→ Provided entries:
Begin

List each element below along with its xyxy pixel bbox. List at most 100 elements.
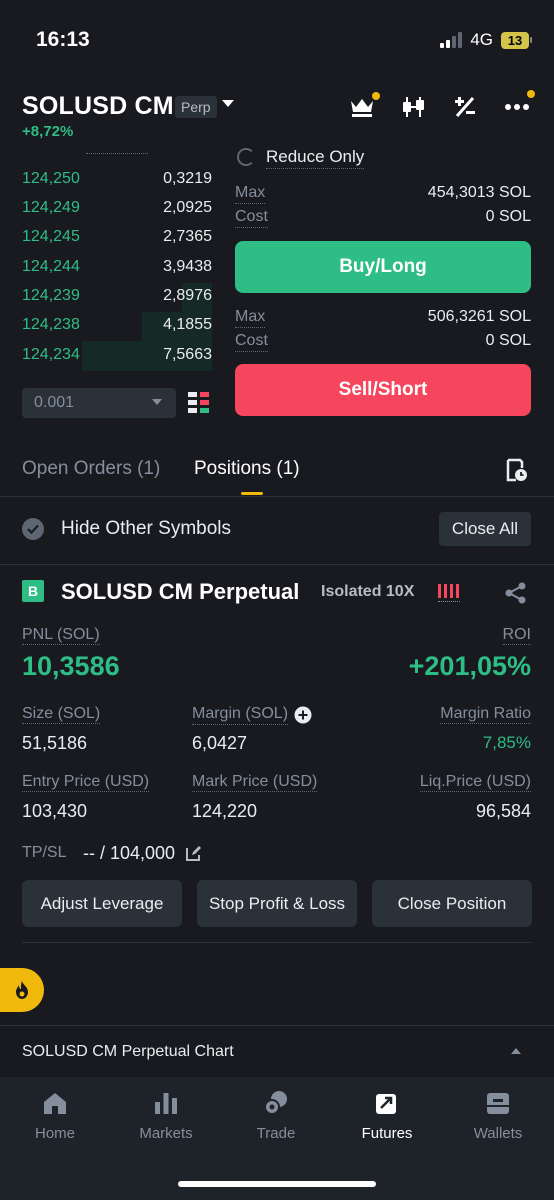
orderbook-price: 124,234 (22, 346, 80, 363)
price-change: +8,72% (22, 123, 74, 140)
nav-markets-label: Markets (139, 1125, 193, 1142)
signal-icon (440, 32, 463, 48)
nav-home-label: Home (34, 1125, 75, 1142)
buy-long-button[interactable]: Buy/Long (235, 241, 531, 293)
orderbook-row[interactable]: 124,238 4,1855 (22, 316, 212, 345)
wallet-icon (487, 1093, 509, 1114)
orderbook-divider (86, 153, 148, 154)
add-margin-icon[interactable] (294, 706, 312, 724)
home-icon (44, 1093, 66, 1114)
battery-icon: 13 (501, 31, 532, 49)
orderbook-price: 124,249 (22, 199, 80, 216)
candlestick-icon[interactable] (400, 94, 428, 120)
orderbook-row[interactable]: 124,249 2,0925 (22, 199, 212, 228)
orderbook-price: 124,245 (22, 228, 80, 245)
reduce-only-radio[interactable] (237, 148, 255, 166)
nav-wallets[interactable]: Wallets (453, 1090, 543, 1142)
orderbook-qty: 4,1855 (163, 316, 212, 333)
orderbook-row[interactable]: 124,245 2,7365 (22, 228, 212, 257)
orderbook-row[interactable]: 124,250 0,3219 (22, 170, 212, 199)
position-side-badge: B (22, 580, 44, 602)
share-icon[interactable] (505, 582, 527, 604)
buy-cost-value: 0 SOL (485, 208, 531, 225)
reduce-only-label[interactable]: Reduce Only (266, 147, 364, 167)
nav-home[interactable]: Home (10, 1090, 100, 1142)
tab-open-orders[interactable]: Open Orders (1) (22, 458, 160, 480)
pnl-label: PNL (SOL) (22, 626, 100, 645)
sell-short-button[interactable]: Sell/Short (235, 364, 531, 416)
liq-price-label: Liq.Price (USD) (419, 773, 531, 792)
network-label: 4G (470, 30, 493, 49)
edit-icon[interactable] (185, 845, 202, 862)
chart-bar-label[interactable]: SOLUSD CM Perpetual Chart (22, 1043, 234, 1061)
chevron-up-icon[interactable] (511, 1048, 521, 1054)
buy-max-value: 454,3013 SOL (427, 184, 531, 201)
buy-max-row: Max 454,3013 SOL (235, 184, 531, 204)
orderbook-price: 124,244 (22, 258, 80, 275)
liq-price-value: 96,584 (475, 801, 531, 821)
status-time: 16:13 (36, 28, 90, 51)
buy-cost-label: Cost (235, 208, 268, 228)
orderbook-qty: 7,5663 (163, 346, 212, 363)
close-position-button[interactable]: Close Position (372, 880, 532, 927)
stop-profit-loss-button[interactable]: Stop Profit & Loss (197, 880, 357, 927)
perp-badge: Perp (175, 96, 217, 118)
orderbook-qty: 3,9438 (163, 258, 212, 275)
margin-ratio-value: 7,85% (482, 733, 531, 752)
orderbook-qty: 0,3219 (163, 170, 212, 187)
roi-label: ROI (502, 626, 531, 645)
orderbook-layout-icon[interactable] (188, 392, 210, 414)
crown-icon[interactable] (348, 92, 380, 120)
entry-price-label: Entry Price (USD) (22, 773, 150, 792)
hide-other-symbols-checkbox[interactable] (22, 518, 44, 540)
orderbook-row[interactable]: 124,239 2,8976 (22, 287, 212, 316)
adl-indicator-icon[interactable] (438, 584, 459, 598)
flame-icon[interactable] (0, 968, 44, 1012)
caret-down-icon[interactable] (152, 399, 162, 405)
nav-futures-label: Futures (361, 1125, 413, 1142)
adjust-leverage-button[interactable]: Adjust Leverage (22, 880, 182, 927)
markets-icon (155, 1093, 177, 1114)
calculator-icon[interactable] (451, 94, 479, 120)
entry-price-value: 103,430 (22, 801, 88, 821)
close-all-button[interactable]: Close All (439, 512, 531, 546)
margin-mode-label[interactable]: Isolated 10X (321, 583, 414, 601)
buy-max-label: Max (235, 184, 266, 204)
mark-price-value: 124,220 (192, 801, 258, 821)
nav-futures[interactable]: Futures (342, 1090, 432, 1142)
sell-max-row: Max 506,3261 SOL (235, 308, 531, 328)
symbol-title[interactable]: SOLUSD CM (22, 92, 174, 121)
buy-cost-row: Cost 0 SOL (235, 208, 531, 228)
nav-trade[interactable]: Trade (231, 1090, 321, 1142)
sell-cost-label: Cost (235, 332, 268, 352)
size-label: Size (SOL) (22, 705, 101, 724)
sell-cost-row: Cost 0 SOL (235, 332, 531, 352)
margin-ratio-label: Margin Ratio (440, 705, 531, 724)
futures-icon (376, 1090, 400, 1114)
tab-active-indicator (241, 492, 263, 495)
orderbook-row[interactable]: 124,234 7,5663 (22, 346, 212, 375)
margin-value: 6,0427 (192, 733, 248, 753)
tab-positions[interactable]: Positions (1) (194, 458, 300, 480)
order-history-icon[interactable] (506, 458, 528, 482)
trade-icon (264, 1091, 287, 1115)
pnl-value: 10,3586 (22, 651, 120, 681)
orderbook-qty: 2,7365 (163, 228, 212, 245)
orderbook-row[interactable]: 124,244 3,9438 (22, 258, 212, 287)
position-title[interactable]: SOLUSD CM Perpetual (61, 579, 299, 605)
caret-down-icon[interactable] (222, 100, 234, 107)
orderbook-qty: 2,0925 (163, 199, 212, 216)
tpsl-label: TP/SL (22, 844, 67, 861)
orderbook-qty: 2,8976 (163, 287, 212, 304)
orderbook-price: 124,250 (22, 170, 80, 187)
nav-markets[interactable]: Markets (121, 1090, 211, 1142)
battery-level: 13 (501, 31, 529, 49)
hide-other-symbols-label[interactable]: Hide Other Symbols (61, 518, 231, 540)
roi-value: +201,05% (408, 651, 531, 681)
margin-label: Margin (SOL) (192, 705, 289, 725)
nav-trade-label: Trade (256, 1125, 296, 1142)
mark-price-label: Mark Price (USD) (192, 773, 318, 792)
sell-max-label: Max (235, 308, 266, 328)
orderbook-price: 124,238 (22, 316, 80, 333)
more-icon[interactable] (503, 90, 535, 120)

End

→ What you will do:
Update these lines by replacing every "Perpetual" with "Perp" and keeping everything else the same. Leave the pictures out of your answer.

→ The output:
List each element below along with its xyxy pixel bbox. List at most 100 elements.
orderbook-price: 124,234 (22, 346, 80, 363)
price-change: +8,72% (22, 123, 74, 140)
nav-markets-label: Markets (139, 1125, 193, 1142)
signal-icon (440, 32, 463, 48)
nav-home-label: Home (34, 1125, 75, 1142)
buy-long-button[interactable]: Buy/Long (235, 241, 531, 293)
orderbook-row[interactable]: 124,238 4,1855 (22, 316, 212, 345)
wallet-icon (487, 1093, 509, 1114)
orderbook-divider (86, 153, 148, 154)
add-margin-icon[interactable] (294, 706, 312, 724)
home-icon (44, 1093, 66, 1114)
battery-icon: 13 (501, 31, 532, 49)
orderbook-price: 124,249 (22, 199, 80, 216)
candlestick-icon[interactable] (400, 94, 428, 120)
orderbook-row[interactable]: 124,249 2,0925 (22, 199, 212, 228)
orderbook-price: 124,245 (22, 228, 80, 245)
reduce-only-radio[interactable] (237, 148, 255, 166)
nav-wallets[interactable]: Wallets (453, 1090, 543, 1142)
orderbook-qty: 4,1855 (163, 316, 212, 333)
orderbook-row[interactable]: 124,245 2,7365 (22, 228, 212, 257)
orderbook-row[interactable]: 124,250 0,3219 (22, 170, 212, 199)
position-side-badge: B (22, 580, 44, 602)
share-icon[interactable] (505, 582, 527, 604)
buy-cost-value: 0 SOL (485, 208, 531, 225)
reduce-only-label[interactable]: Reduce Only (266, 147, 364, 167)
nav-home[interactable]: Home (10, 1090, 100, 1142)
tab-open-orders[interactable]: Open Orders (1) (22, 458, 160, 480)
pnl-label: PNL (SOL) (22, 626, 100, 645)
sell-short-button[interactable]: Sell/Short (235, 364, 531, 416)
liq-price-label: Liq.Price (USD) (419, 773, 531, 792)
network-label: 4G (470, 30, 493, 49)
edit-icon[interactable] (185, 845, 202, 862)
chart-bar-label[interactable]: SOLUSD CM Perp Chart (22, 1043, 234, 1061)
chevron-up-icon[interactable] (511, 1048, 521, 1054)
buy-max-value: 454,3013 SOL (427, 184, 531, 201)
buy-max-row: Max 454,3013 SOL (235, 184, 531, 204)
orderbook-price: 124,244 (22, 258, 80, 275)
liq-price-value: 96,584 (475, 801, 531, 821)
status-time: 16:13 (36, 28, 90, 51)
buy-cost-label: Cost (235, 208, 268, 228)
orderbook-qty: 7,5663 (163, 346, 212, 363)
close-position-button[interactable]: Close Position (372, 880, 532, 927)
stop-profit-loss-button[interactable]: Stop Profit & Loss (197, 880, 357, 927)
perp-badge: Perp (175, 96, 217, 118)
orderbook-qty: 3,9438 (163, 258, 212, 275)
margin-ratio-value: 7,85% (482, 733, 531, 752)
orderbook-qty: 0,3219 (163, 170, 212, 187)
roi-label: ROI (502, 626, 531, 645)
orderbook-layout-icon[interactable] (188, 392, 210, 414)
crown-icon[interactable] (348, 92, 380, 120)
entry-price-label: Entry Price (USD) (22, 773, 150, 792)
hide-other-symbols-checkbox[interactable] (22, 518, 44, 540)
orderbook-row[interactable]: 124,239 2,8976 (22, 287, 212, 316)
adl-indicator-icon[interactable] (438, 584, 459, 598)
flame-icon[interactable] (0, 968, 44, 1012)
caret-down-icon[interactable] (152, 399, 162, 405)
nav-futures-label: Futures (361, 1125, 413, 1142)
adjust-leverage-button[interactable]: Adjust Leverage (22, 880, 182, 927)
markets-icon (155, 1093, 177, 1114)
calculator-icon[interactable] (451, 94, 479, 120)
entry-price-value: 103,430 (22, 801, 88, 821)
close-all-button[interactable]: Close All (439, 512, 531, 546)
margin-mode-label[interactable]: Isolated 10X (321, 583, 414, 601)
buy-max-label: Max (235, 184, 266, 204)
mark-price-value: 124,220 (192, 801, 258, 821)
nav-futures[interactable]: Futures (342, 1090, 432, 1142)
sell-max-row: Max 506,3261 SOL (235, 308, 531, 328)
symbol-title[interactable]: SOLUSD CM (22, 92, 174, 121)
buy-cost-row: Cost 0 SOL (235, 208, 531, 228)
nav-trade[interactable]: Trade (231, 1090, 321, 1142)
sell-cost-label: Cost (235, 332, 268, 352)
size-label: Size (SOL) (22, 705, 101, 724)
sell-cost-row: Cost 0 SOL (235, 332, 531, 352)
margin-ratio-label: Margin Ratio (440, 705, 531, 724)
futures-icon (376, 1090, 400, 1114)
tab-active-indicator (241, 492, 263, 495)
orderbook-row[interactable]: 124,234 7,5663 (22, 346, 212, 375)
margin-value: 6,0427 (192, 733, 248, 753)
tab-positions[interactable]: Positions (1) (194, 458, 300, 480)
order-history-icon[interactable] (506, 458, 528, 482)
trade-icon (264, 1091, 287, 1115)
pnl-value: 10,3586 (22, 651, 120, 681)
orderbook-qty: 2,7365 (163, 228, 212, 245)
orderbook-row[interactable]: 124,244 3,9438 (22, 258, 212, 287)
position-title[interactable]: SOLUSD CM Perp (61, 579, 299, 605)
caret-down-icon[interactable] (222, 100, 234, 107)
orderbook-qty: 2,0925 (163, 199, 212, 216)
tpsl-label: TP/SL (22, 844, 67, 861)
orderbook-qty: 2,8976 (163, 287, 212, 304)
orderbook-price: 124,250 (22, 170, 80, 187)
nav-markets[interactable]: Markets (121, 1090, 211, 1142)
battery-level: 13 (501, 31, 529, 49)
hide-other-symbols-label[interactable]: Hide Other Symbols (61, 518, 231, 540)
roi-value: +201,05% (408, 651, 531, 681)
margin-label: Margin (SOL) (192, 705, 289, 725)
nav-trade-label: Trade (256, 1125, 296, 1142)
mark-price-label: Mark Price (USD) (192, 773, 318, 792)
sell-max-label: Max (235, 308, 266, 328)
orderbook-price: 124,238 (22, 316, 80, 333)
more-icon[interactable] (503, 90, 535, 120)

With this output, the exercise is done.